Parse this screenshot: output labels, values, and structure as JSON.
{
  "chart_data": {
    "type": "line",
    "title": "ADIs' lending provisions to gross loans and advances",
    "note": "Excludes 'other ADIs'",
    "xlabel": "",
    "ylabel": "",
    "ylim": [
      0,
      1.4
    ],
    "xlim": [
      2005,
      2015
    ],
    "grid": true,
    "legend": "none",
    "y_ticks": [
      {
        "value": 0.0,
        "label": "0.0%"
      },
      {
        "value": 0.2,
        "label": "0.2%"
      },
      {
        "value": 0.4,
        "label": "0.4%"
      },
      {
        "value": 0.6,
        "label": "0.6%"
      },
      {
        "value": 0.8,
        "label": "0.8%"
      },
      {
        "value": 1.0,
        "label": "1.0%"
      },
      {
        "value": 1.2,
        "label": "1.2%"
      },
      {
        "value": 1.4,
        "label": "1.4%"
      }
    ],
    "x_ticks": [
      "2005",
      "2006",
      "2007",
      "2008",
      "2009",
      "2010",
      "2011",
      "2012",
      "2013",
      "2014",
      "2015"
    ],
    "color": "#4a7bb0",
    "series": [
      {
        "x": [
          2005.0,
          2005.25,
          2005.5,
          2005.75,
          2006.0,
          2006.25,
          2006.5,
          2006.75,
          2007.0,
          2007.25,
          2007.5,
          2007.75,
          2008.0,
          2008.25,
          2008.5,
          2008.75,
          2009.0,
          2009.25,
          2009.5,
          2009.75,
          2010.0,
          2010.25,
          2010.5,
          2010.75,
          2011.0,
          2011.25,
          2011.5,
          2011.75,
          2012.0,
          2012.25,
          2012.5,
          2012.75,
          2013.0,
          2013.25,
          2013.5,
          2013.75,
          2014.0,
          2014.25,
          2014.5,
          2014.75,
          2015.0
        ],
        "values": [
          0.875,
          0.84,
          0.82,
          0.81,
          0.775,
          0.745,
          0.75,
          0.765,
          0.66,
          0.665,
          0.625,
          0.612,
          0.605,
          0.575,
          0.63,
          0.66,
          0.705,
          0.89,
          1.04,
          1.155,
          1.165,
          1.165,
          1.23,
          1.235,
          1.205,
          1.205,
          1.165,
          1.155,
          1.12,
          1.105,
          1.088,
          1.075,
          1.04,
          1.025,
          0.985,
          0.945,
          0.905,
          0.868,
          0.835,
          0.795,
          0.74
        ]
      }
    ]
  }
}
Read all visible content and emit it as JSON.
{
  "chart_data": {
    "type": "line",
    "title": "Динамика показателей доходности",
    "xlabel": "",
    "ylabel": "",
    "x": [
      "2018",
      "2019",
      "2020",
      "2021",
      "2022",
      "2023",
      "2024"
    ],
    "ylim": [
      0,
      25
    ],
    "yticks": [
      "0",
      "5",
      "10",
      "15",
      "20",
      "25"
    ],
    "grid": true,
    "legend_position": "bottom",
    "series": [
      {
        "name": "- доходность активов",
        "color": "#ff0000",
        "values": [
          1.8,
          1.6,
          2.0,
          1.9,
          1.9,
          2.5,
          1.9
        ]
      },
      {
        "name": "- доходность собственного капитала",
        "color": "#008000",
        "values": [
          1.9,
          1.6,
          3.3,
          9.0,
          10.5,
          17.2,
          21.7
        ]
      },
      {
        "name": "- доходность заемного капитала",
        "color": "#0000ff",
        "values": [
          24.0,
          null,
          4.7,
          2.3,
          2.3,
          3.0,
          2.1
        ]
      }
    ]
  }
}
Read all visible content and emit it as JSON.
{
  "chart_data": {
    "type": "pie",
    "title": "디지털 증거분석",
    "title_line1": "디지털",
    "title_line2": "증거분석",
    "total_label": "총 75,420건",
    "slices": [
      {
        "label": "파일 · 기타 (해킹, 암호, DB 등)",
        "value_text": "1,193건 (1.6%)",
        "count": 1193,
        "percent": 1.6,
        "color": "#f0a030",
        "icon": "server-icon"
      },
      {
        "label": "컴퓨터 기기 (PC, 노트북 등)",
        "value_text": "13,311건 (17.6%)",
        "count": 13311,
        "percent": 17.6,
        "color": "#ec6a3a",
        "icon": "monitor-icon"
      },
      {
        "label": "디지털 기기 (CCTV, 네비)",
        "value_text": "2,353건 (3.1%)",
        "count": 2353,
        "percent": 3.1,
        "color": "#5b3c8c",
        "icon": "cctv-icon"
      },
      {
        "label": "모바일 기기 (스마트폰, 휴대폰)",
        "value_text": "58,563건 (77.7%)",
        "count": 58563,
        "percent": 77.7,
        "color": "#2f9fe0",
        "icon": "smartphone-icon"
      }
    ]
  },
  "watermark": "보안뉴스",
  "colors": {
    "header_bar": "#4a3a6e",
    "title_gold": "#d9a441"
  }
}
-- -- --
_INSTRUCTIONS TO FOLLOW:_ Extract each line from the listing above, please, and repeat it exactly.

_WRITTEN ANSWER:_
Parse this screenshot: output labels, values, and structure as JSON.
{
  "chart_data": {
    "type": "line",
    "title": "ADIs' lending provisions to gross loans and advances",
    "note": "Excludes 'other ADIs'",
    "xlabel": "",
    "ylabel": "",
    "ylim": [
      0,
      1.4
    ],
    "xlim": [
      2005,
      2015
    ],
    "grid": true,
    "legend": "none",
    "y_ticks": [
      {
        "value": 0.0,
        "label": "0.0%"
      },
      {
        "value": 0.2,
        "label": "0.2%"
      },
      {
        "value": 0.4,
        "label": "0.4%"
      },
      {
        "value": 0.6,
        "label": "0.6%"
      },
      {
        "value": 0.8,
        "label": "0.8%"
      },
      {
        "value": 1.0,
        "label": "1.0%"
      },
      {
        "value": 1.2,
        "label": "1.2%"
      },
      {
        "value": 1.4,
        "label": "1.4%"
      }
    ],
    "x_ticks": [
      "2005",
      "2006",
      "2007",
      "2008",
      "2009",
      "2010",
      "2011",
      "2012",
      "2013",
      "2014",
      "2015"
    ],
    "color": "#4a7bb0",
    "series": [
      {
        "x": [
          2005.0,
          2005.25,
          2005.5,
          2005.75,
          2006.0,
          2006.25,
          2006.5,
          2006.75,
          2007.0,
          2007.25,
          2007.5,
          2007.75,
          2008.0,
          2008.25,
          2008.5,
          2008.75,
          2009.0,
          2009.25,
          2009.5,
          2009.75,
          2010.0,
          2010.25,
          2010.5,
          2010.75,
          2011.0,
          2011.25,
          2011.5,
          2011.75,
          2012.0,
          2012.25,
          2012.5,
          2012.75,
          2013.0,
          2013.25,
          2013.5,
          2013.75,
          2014.0,
          2014.25,
          2014.5,
          2014.75,
          2015.0
        ],
        "values": [
          0.875,
          0.84,
          0.82,
          0.81,
          0.775,
          0.745,
          0.75,
          0.765,
          0.66,
          0.665,
          0.625,
          0.612,
          0.605,
          0.575,
          0.63,
          0.66,
          0.705,
          0.89,
          1.04,
          1.155,
          1.165,
          1.165,
          1.23,
          1.235,
          1.205,
          1.205,
          1.165,
          1.155,
          1.12,
          1.105,
          1.088,
          1.075,
          1.04,
          1.025,
          0.985,
          0.945,
          0.905,
          0.868,
          0.835,
          0.795,
          0.74
        ]
      }
    ]
  }
}
Read all visible content and emit it as JSON.
{
  "chart_data": {
    "type": "line",
    "title": "Динамика показателей доходности",
    "xlabel": "",
    "ylabel": "",
    "x": [
      "2018",
      "2019",
      "2020",
      "2021",
      "2022",
      "2023",
      "2024"
    ],
    "ylim": [
      0,
      25
    ],
    "yticks": [
      "0",
      "5",
      "10",
      "15",
      "20",
      "25"
    ],
    "grid": true,
    "legend_position": "bottom",
    "series": [
      {
        "name": "- доходность активов",
        "color": "#ff0000",
        "values": [
          1.8,
          1.6,
          2.0,
          1.9,
          1.9,
          2.5,
          1.9
        ]
      },
      {
        "name": "- доходность собственного капитала",
        "color": "#008000",
        "values": [
          1.9,
          1.6,
          3.3,
          9.0,
          10.5,
          17.2,
          21.7
        ]
      },
      {
        "name": "- доходность заемного капитала",
        "color": "#0000ff",
        "values": [
          24.0,
          null,
          4.7,
          2.3,
          2.3,
          3.0,
          2.1
        ]
      }
    ]
  }
}
Read all visible content and emit it as JSON.
{
  "chart_data": {
    "type": "pie",
    "title": "디지털 증거분석",
    "title_line1": "디지털",
    "title_line2": "증거분석",
    "total_label": "총 75,420건",
    "slices": [
      {
        "label": "파일 · 기타 (해킹, 암호, DB 등)",
        "value_text": "1,193건 (1.6%)",
        "count": 1193,
        "percent": 1.6,
        "color": "#f0a030",
        "icon": "server-icon"
      },
      {
        "label": "컴퓨터 기기 (PC, 노트북 등)",
        "value_text": "13,311건 (17.6%)",
        "count": 13311,
        "percent": 17.6,
        "color": "#ec6a3a",
        "icon": "monitor-icon"
      },
      {
        "label": "디지털 기기 (CCTV, 네비)",
        "value_text": "2,353건 (3.1%)",
        "count": 2353,
        "percent": 3.1,
        "color": "#5b3c8c",
        "icon": "cctv-icon"
      },
      {
        "label": "모바일 기기 (스마트폰, 휴대폰)",
        "value_text": "58,563건 (77.7%)",
        "count": 58563,
        "percent": 77.7,
        "color": "#2f9fe0",
        "icon": "smartphone-icon"
      }
    ]
  },
  "watermark": "보안뉴스",
  "colors": {
    "header_bar": "#4a3a6e",
    "title_gold": "#d9a441"
  }
}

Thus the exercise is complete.